----- Records for this exercise -----

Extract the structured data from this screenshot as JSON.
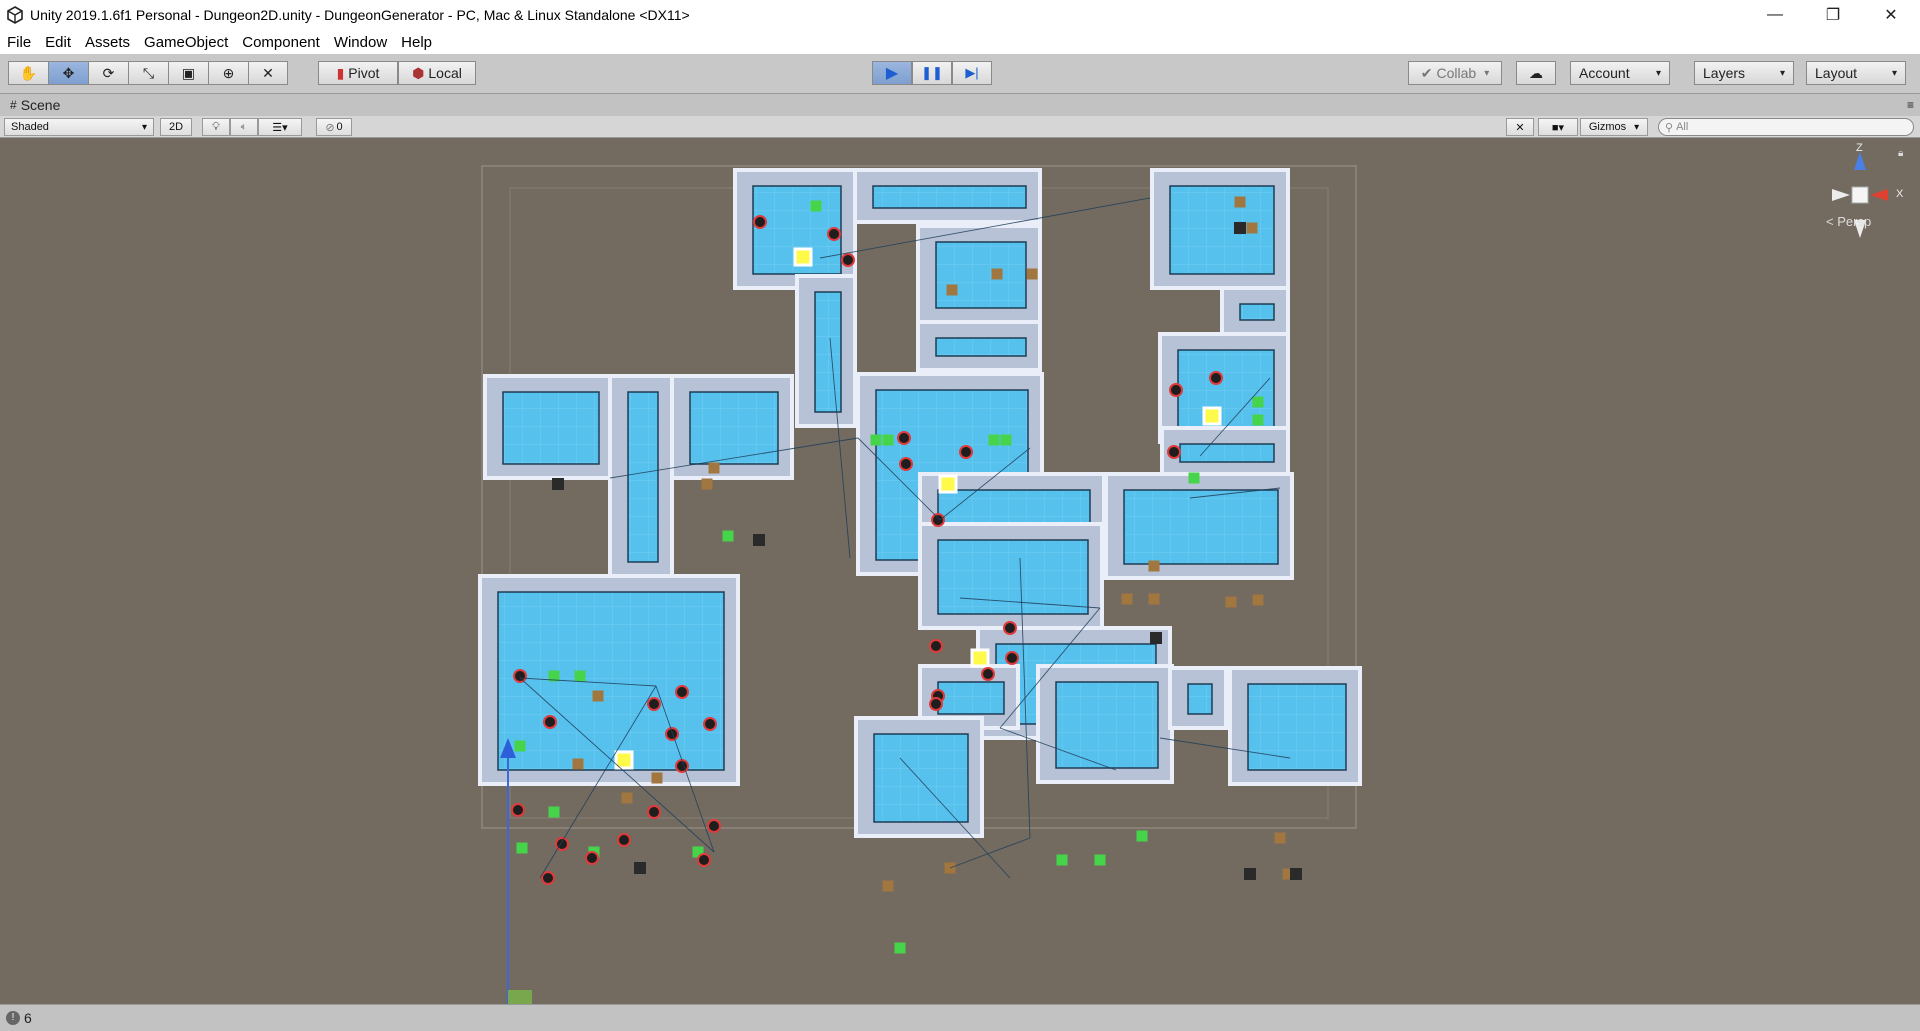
{
  "window": {
    "title": "Unity 2019.1.6f1 Personal - Dungeon2D.unity - DungeonGenerator - PC, Mac & Linux Standalone <DX11>",
    "minimize_glyph": "—",
    "restore_glyph": "❐",
    "close_glyph": "✕"
  },
  "menu": [
    "File",
    "Edit",
    "Assets",
    "GameObject",
    "Component",
    "Window",
    "Help"
  ],
  "toolbar": {
    "tools": [
      {
        "name": "hand-tool",
        "glyph": "✋"
      },
      {
        "name": "move-tool",
        "glyph": "✥"
      },
      {
        "name": "rotate-tool",
        "glyph": "⟳"
      },
      {
        "name": "scale-tool",
        "glyph": "⤡"
      },
      {
        "name": "rect-tool",
        "glyph": "▣"
      },
      {
        "name": "transform-tool",
        "glyph": "⊕"
      },
      {
        "name": "custom-tool",
        "glyph": "✕"
      }
    ],
    "pivot_label": "Pivot",
    "local_label": "Local",
    "play_glyph": "▶",
    "pause_glyph": "❚❚",
    "step_glyph": "▶|",
    "collab_label": "Collab",
    "account_label": "Account",
    "layers_label": "Layers",
    "layout_label": "Layout"
  },
  "scene_tab": {
    "label": "Scene"
  },
  "scene_toolbar": {
    "draw_mode": "Shaded",
    "mode_2d": "2D",
    "hidden_count": "0",
    "gizmos_label": "Gizmos",
    "search_placeholder": "All"
  },
  "gizmo": {
    "z_label": "Z",
    "x_label": "X",
    "projection": "Persp"
  },
  "status": {
    "count": "6"
  },
  "colors": {
    "viewport_bg": "#736a60",
    "floor": "#57c1ee",
    "wall": "#e9eef8",
    "wall_shadow": "#b8c2d6",
    "play_active": "#7f9fd0"
  }
}
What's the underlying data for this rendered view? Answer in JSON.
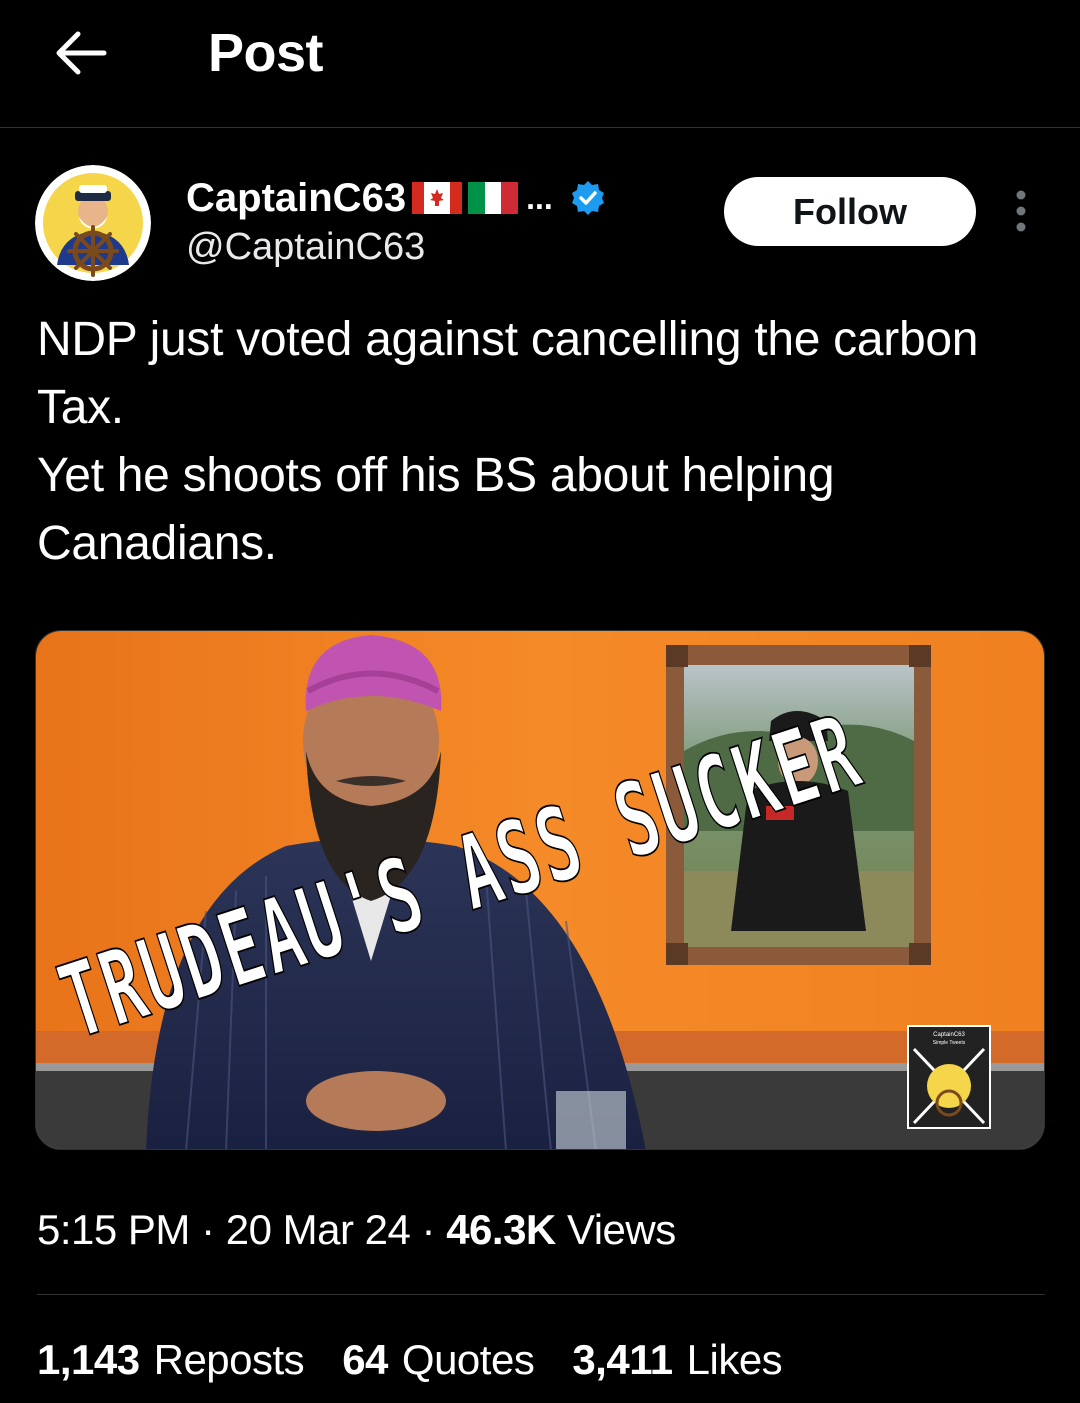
{
  "header": {
    "title": "Post",
    "back_icon": "arrow-left-icon"
  },
  "author": {
    "display_name": "CaptainC63",
    "flags": [
      "canada-flag-icon",
      "italy-flag-icon"
    ],
    "truncation": "...",
    "handle": "@CaptainC63",
    "verified_icon": "verified-badge-icon",
    "verified_color": "#1d9bf0"
  },
  "follow_button": {
    "label": "Follow"
  },
  "more_icon": "more-vertical-icon",
  "tweet": {
    "lines": [
      "NDP just voted against cancelling the carbon Tax.",
      "Yet he shoots off his BS about helping Canadians."
    ]
  },
  "media": {
    "overlay_text": "TRUDEAU'S ASS SUCKER",
    "watermark_top": "CaptainC63",
    "watermark_sub": "Simple Tweets"
  },
  "meta": {
    "time": "5:15 PM",
    "date": "20 Mar 24",
    "views_count": "46.3K",
    "views_label": "Views",
    "separator": " · "
  },
  "stats": {
    "reposts_count": "1,143",
    "reposts_label": "Reposts",
    "quotes_count": "64",
    "quotes_label": "Quotes",
    "likes_count": "3,411",
    "likes_label": "Likes"
  },
  "colors": {
    "background": "#000000",
    "text": "#ffffff",
    "divider": "#2f3336",
    "accent": "#1d9bf0",
    "image_orange": "#f07a1a"
  }
}
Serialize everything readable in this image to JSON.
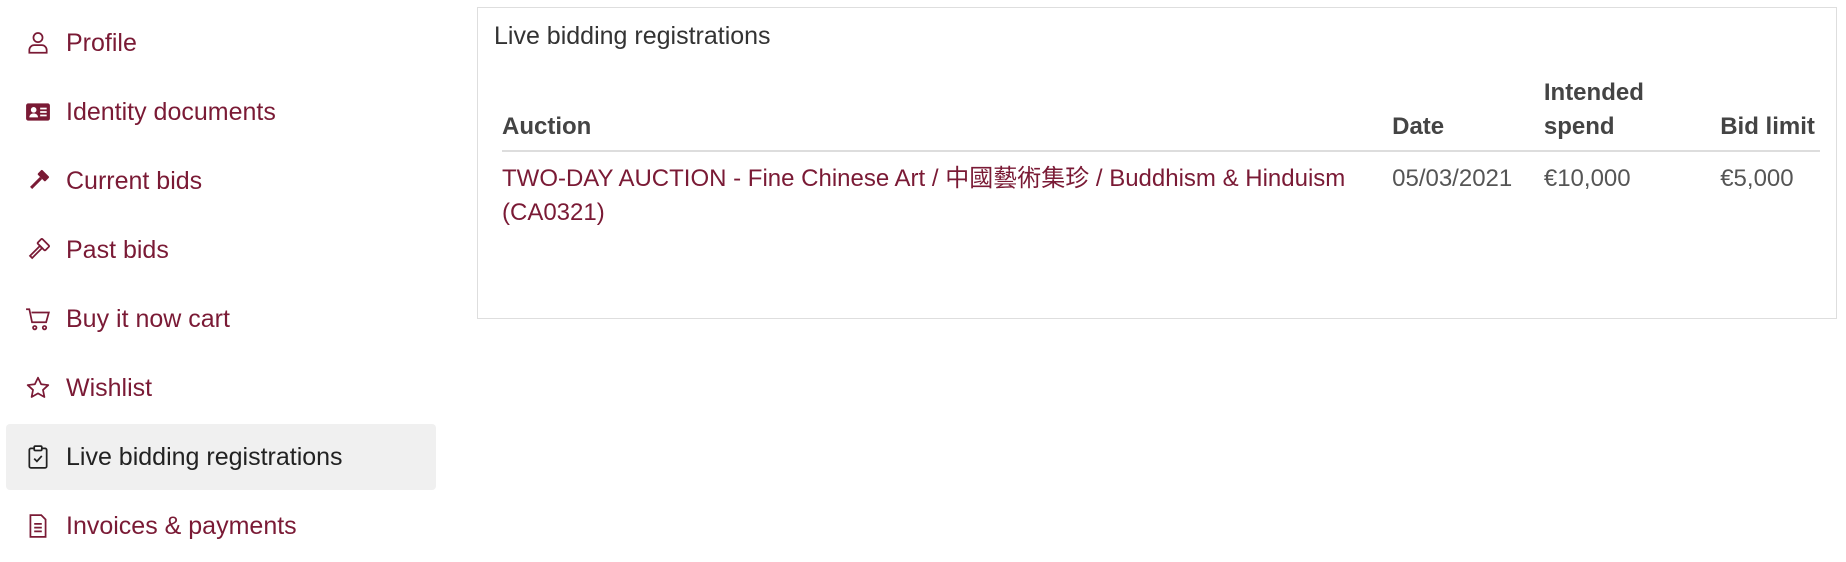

-----

Written request → Where a line holds "title", copy that line.

Written solution →
    "title": "Unity 2019.1.6f1 Personal - Dungeon2D.unity - DungeonGenerator - PC, Mac & Linux Standalone <DX11>",
    "title": "Post",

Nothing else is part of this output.